Dataset rows
* start *

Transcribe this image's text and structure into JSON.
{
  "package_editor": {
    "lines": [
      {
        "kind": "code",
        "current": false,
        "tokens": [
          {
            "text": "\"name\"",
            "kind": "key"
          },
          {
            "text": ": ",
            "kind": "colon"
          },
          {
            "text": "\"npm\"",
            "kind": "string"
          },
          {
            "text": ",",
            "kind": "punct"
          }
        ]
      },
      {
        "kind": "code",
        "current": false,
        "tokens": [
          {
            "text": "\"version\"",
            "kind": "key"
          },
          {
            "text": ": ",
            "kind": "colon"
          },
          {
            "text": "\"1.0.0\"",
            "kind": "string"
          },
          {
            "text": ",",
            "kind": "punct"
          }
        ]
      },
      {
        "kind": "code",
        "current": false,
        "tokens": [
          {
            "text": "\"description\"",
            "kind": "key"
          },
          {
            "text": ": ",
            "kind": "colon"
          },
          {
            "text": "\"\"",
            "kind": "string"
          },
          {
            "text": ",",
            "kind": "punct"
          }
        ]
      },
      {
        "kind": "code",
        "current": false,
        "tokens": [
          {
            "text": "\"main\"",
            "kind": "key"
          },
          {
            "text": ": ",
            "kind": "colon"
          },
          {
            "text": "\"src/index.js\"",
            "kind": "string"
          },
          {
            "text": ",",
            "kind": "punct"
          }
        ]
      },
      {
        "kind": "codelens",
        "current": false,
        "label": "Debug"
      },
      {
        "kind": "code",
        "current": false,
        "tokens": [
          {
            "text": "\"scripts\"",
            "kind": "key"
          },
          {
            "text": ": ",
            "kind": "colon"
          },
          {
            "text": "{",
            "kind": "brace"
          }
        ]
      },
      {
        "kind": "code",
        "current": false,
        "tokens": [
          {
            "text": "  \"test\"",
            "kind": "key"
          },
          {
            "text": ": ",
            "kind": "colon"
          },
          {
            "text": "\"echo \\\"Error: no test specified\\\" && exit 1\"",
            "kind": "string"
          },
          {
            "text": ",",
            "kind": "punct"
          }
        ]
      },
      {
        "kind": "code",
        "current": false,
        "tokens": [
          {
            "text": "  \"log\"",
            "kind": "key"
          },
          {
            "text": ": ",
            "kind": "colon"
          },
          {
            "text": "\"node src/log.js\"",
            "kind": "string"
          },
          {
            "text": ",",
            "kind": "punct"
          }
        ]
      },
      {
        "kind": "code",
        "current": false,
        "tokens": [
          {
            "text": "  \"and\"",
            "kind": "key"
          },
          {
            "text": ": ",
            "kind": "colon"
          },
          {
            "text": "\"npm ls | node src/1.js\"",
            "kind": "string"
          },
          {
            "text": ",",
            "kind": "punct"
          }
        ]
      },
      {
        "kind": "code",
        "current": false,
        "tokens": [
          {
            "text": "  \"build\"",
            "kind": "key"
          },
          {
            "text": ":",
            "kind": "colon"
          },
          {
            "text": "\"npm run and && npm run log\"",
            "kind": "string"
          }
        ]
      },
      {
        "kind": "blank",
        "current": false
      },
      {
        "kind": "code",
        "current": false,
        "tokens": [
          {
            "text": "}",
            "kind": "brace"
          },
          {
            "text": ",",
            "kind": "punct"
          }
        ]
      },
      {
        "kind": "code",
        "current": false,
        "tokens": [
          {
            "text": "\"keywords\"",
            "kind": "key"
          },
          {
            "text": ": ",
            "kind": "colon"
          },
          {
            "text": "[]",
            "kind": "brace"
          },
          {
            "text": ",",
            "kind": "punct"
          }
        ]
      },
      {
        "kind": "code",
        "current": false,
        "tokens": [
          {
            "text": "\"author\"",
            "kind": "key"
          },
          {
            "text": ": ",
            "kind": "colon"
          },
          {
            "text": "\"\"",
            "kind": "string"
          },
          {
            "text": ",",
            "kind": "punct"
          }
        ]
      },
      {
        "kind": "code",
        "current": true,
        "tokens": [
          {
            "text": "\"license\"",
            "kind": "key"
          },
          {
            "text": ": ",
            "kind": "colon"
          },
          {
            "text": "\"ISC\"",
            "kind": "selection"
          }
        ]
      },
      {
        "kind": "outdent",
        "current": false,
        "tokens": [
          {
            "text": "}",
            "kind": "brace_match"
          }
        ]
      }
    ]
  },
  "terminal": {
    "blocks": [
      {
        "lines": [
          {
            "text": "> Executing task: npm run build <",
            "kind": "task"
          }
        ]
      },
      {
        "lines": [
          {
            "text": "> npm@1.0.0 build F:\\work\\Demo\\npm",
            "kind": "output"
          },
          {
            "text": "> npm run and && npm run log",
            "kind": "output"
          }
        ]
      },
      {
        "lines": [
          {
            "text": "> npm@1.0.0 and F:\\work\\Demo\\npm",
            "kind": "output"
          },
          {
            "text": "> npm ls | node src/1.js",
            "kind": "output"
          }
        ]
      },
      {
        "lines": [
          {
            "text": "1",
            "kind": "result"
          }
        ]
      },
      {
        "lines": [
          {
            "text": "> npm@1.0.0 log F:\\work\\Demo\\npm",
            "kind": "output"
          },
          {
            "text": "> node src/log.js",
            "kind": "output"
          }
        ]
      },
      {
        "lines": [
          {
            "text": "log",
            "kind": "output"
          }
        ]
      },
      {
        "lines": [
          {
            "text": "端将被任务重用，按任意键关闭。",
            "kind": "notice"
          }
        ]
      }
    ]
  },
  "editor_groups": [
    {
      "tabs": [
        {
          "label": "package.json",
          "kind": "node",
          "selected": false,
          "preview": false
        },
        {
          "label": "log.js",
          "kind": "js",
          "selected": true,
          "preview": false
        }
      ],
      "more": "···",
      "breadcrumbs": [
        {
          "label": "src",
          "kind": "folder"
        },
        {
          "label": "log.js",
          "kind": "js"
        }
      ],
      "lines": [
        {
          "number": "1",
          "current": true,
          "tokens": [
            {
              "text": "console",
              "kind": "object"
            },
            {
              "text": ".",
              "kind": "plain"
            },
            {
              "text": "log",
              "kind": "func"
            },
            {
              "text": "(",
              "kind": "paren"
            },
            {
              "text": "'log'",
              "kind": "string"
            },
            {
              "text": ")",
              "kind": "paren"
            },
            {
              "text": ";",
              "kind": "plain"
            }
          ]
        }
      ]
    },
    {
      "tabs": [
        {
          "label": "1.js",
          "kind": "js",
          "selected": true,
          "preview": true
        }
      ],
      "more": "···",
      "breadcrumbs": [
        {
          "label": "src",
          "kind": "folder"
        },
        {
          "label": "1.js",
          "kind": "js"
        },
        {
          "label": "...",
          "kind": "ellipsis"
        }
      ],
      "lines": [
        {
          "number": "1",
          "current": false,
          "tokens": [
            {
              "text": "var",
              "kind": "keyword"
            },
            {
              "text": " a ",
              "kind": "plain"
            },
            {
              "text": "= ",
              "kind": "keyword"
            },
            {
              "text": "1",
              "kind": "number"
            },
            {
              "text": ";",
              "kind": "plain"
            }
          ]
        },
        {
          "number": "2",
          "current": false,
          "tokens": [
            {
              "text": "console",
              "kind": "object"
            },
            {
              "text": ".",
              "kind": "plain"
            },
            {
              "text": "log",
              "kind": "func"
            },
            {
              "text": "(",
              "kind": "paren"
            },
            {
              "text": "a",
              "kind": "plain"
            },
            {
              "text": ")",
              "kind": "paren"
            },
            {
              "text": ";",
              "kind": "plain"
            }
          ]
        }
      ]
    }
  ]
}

* end *

Task prompt
Return each entry from the material above exactly as it appears.

Correct result
Transcribe this image's text and structure into JSON.
{
  "package_editor": {
    "lines": [
      {
        "kind": "code",
        "current": false,
        "tokens": [
          {
            "text": "\"name\"",
            "kind": "key"
          },
          {
            "text": ": ",
            "kind": "colon"
          },
          {
            "text": "\"npm\"",
            "kind": "string"
          },
          {
            "text": ",",
            "kind": "punct"
          }
        ]
      },
      {
        "kind": "code",
        "current": false,
        "tokens": [
          {
            "text": "\"version\"",
            "kind": "key"
          },
          {
            "text": ": ",
            "kind": "colon"
          },
          {
            "text": "\"1.0.0\"",
            "kind": "string"
          },
          {
            "text": ",",
            "kind": "punct"
          }
        ]
      },
      {
        "kind": "code",
        "current": false,
        "tokens": [
          {
            "text": "\"description\"",
            "kind": "key"
          },
          {
            "text": ": ",
            "kind": "colon"
          },
          {
            "text": "\"\"",
            "kind": "string"
          },
          {
            "text": ",",
            "kind": "punct"
          }
        ]
      },
      {
        "kind": "code",
        "current": false,
        "tokens": [
          {
            "text": "\"main\"",
            "kind": "key"
          },
          {
            "text": ": ",
            "kind": "colon"
          },
          {
            "text": "\"src/index.js\"",
            "kind": "string"
          },
          {
            "text": ",",
            "kind": "punct"
          }
        ]
      },
      {
        "kind": "codelens",
        "current": false,
        "label": "Debug"
      },
      {
        "kind": "code",
        "current": false,
        "tokens": [
          {
            "text": "\"scripts\"",
            "kind": "key"
          },
          {
            "text": ": ",
            "kind": "colon"
          },
          {
            "text": "{",
            "kind": "brace"
          }
        ]
      },
      {
        "kind": "code",
        "current": false,
        "tokens": [
          {
            "text": "  \"test\"",
            "kind": "key"
          },
          {
            "text": ": ",
            "kind": "colon"
          },
          {
            "text": "\"echo \\\"Error: no test specified\\\" && exit 1\"",
            "kind": "string"
          },
          {
            "text": ",",
            "kind": "punct"
          }
        ]
      },
      {
        "kind": "code",
        "current": false,
        "tokens": [
          {
            "text": "  \"log\"",
            "kind": "key"
          },
          {
            "text": ": ",
            "kind": "colon"
          },
          {
            "text": "\"node src/log.js\"",
            "kind": "string"
          },
          {
            "text": ",",
            "kind": "punct"
          }
        ]
      },
      {
        "kind": "code",
        "current": false,
        "tokens": [
          {
            "text": "  \"and\"",
            "kind": "key"
          },
          {
            "text": ": ",
            "kind": "colon"
          },
          {
            "text": "\"npm ls | node src/1.js\"",
            "kind": "string"
          },
          {
            "text": ",",
            "kind": "punct"
          }
        ]
      },
      {
        "kind": "code",
        "current": false,
        "tokens": [
          {
            "text": "  \"build\"",
            "kind": "key"
          },
          {
            "text": ":",
            "kind": "colon"
          },
          {
            "text": "\"npm run and && npm run log\"",
            "kind": "string"
          }
        ]
      },
      {
        "kind": "blank",
        "current": false
      },
      {
        "kind": "code",
        "current": false,
        "tokens": [
          {
            "text": "}",
            "kind": "brace"
          },
          {
            "text": ",",
            "kind": "punct"
          }
        ]
      },
      {
        "kind": "code",
        "current": false,
        "tokens": [
          {
            "text": "\"keywords\"",
            "kind": "key"
          },
          {
            "text": ": ",
            "kind": "colon"
          },
          {
            "text": "[]",
            "kind": "brace"
          },
          {
            "text": ",",
            "kind": "punct"
          }
        ]
      },
      {
        "kind": "code",
        "current": false,
        "tokens": [
          {
            "text": "\"author\"",
            "kind": "key"
          },
          {
            "text": ": ",
            "kind": "colon"
          },
          {
            "text": "\"\"",
            "kind": "string"
          },
          {
            "text": ",",
            "kind": "punct"
          }
        ]
      },
      {
        "kind": "code",
        "current": true,
        "tokens": [
          {
            "text": "\"license\"",
            "kind": "key"
          },
          {
            "text": ": ",
            "kind": "colon"
          },
          {
            "text": "\"ISC\"",
            "kind": "selection"
          }
        ]
      },
      {
        "kind": "outdent",
        "current": false,
        "tokens": [
          {
            "text": "}",
            "kind": "brace_match"
          }
        ]
      }
    ]
  },
  "terminal": {
    "blocks": [
      {
        "lines": [
          {
            "text": "> Executing task: npm run build <",
            "kind": "task"
          }
        ]
      },
      {
        "lines": [
          {
            "text": "> npm@1.0.0 build F:\\work\\Demo\\npm",
            "kind": "output"
          },
          {
            "text": "> npm run and && npm run log",
            "kind": "output"
          }
        ]
      },
      {
        "lines": [
          {
            "text": "> npm@1.0.0 and F:\\work\\Demo\\npm",
            "kind": "output"
          },
          {
            "text": "> npm ls | node src/1.js",
            "kind": "output"
          }
        ]
      },
      {
        "lines": [
          {
            "text": "1",
            "kind": "result"
          }
        ]
      },
      {
        "lines": [
          {
            "text": "> npm@1.0.0 log F:\\work\\Demo\\npm",
            "kind": "output"
          },
          {
            "text": "> node src/log.js",
            "kind": "output"
          }
        ]
      },
      {
        "lines": [
          {
            "text": "log",
            "kind": "output"
          }
        ]
      },
      {
        "lines": [
          {
            "text": "端将被任务重用，按任意键关闭。",
            "kind": "notice"
          }
        ]
      }
    ]
  },
  "editor_groups": [
    {
      "tabs": [
        {
          "label": "package.json",
          "kind": "node",
          "selected": false,
          "preview": false
        },
        {
          "label": "log.js",
          "kind": "js",
          "selected": true,
          "preview": false
        }
      ],
      "more": "···",
      "breadcrumbs": [
        {
          "label": "src",
          "kind": "folder"
        },
        {
          "label": "log.js",
          "kind": "js"
        }
      ],
      "lines": [
        {
          "number": "1",
          "current": true,
          "tokens": [
            {
              "text": "console",
              "kind": "object"
            },
            {
              "text": ".",
              "kind": "plain"
            },
            {
              "text": "log",
              "kind": "func"
            },
            {
              "text": "(",
              "kind": "paren"
            },
            {
              "text": "'log'",
              "kind": "string"
            },
            {
              "text": ")",
              "kind": "paren"
            },
            {
              "text": ";",
              "kind": "plain"
            }
          ]
        }
      ]
    },
    {
      "tabs": [
        {
          "label": "1.js",
          "kind": "js",
          "selected": true,
          "preview": true
        }
      ],
      "more": "···",
      "breadcrumbs": [
        {
          "label": "src",
          "kind": "folder"
        },
        {
          "label": "1.js",
          "kind": "js"
        },
        {
          "label": "...",
          "kind": "ellipsis"
        }
      ],
      "lines": [
        {
          "number": "1",
          "current": false,
          "tokens": [
            {
              "text": "var",
              "kind": "keyword"
            },
            {
              "text": " a ",
              "kind": "plain"
            },
            {
              "text": "= ",
              "kind": "keyword"
            },
            {
              "text": "1",
              "kind": "number"
            },
            {
              "text": ";",
              "kind": "plain"
            }
          ]
        },
        {
          "number": "2",
          "current": false,
          "tokens": [
            {
              "text": "console",
              "kind": "object"
            },
            {
              "text": ".",
              "kind": "plain"
            },
            {
              "text": "log",
              "kind": "func"
            },
            {
              "text": "(",
              "kind": "paren"
            },
            {
              "text": "a",
              "kind": "plain"
            },
            {
              "text": ")",
              "kind": "paren"
            },
            {
              "text": ";",
              "kind": "plain"
            }
          ]
        }
      ]
    }
  ]
}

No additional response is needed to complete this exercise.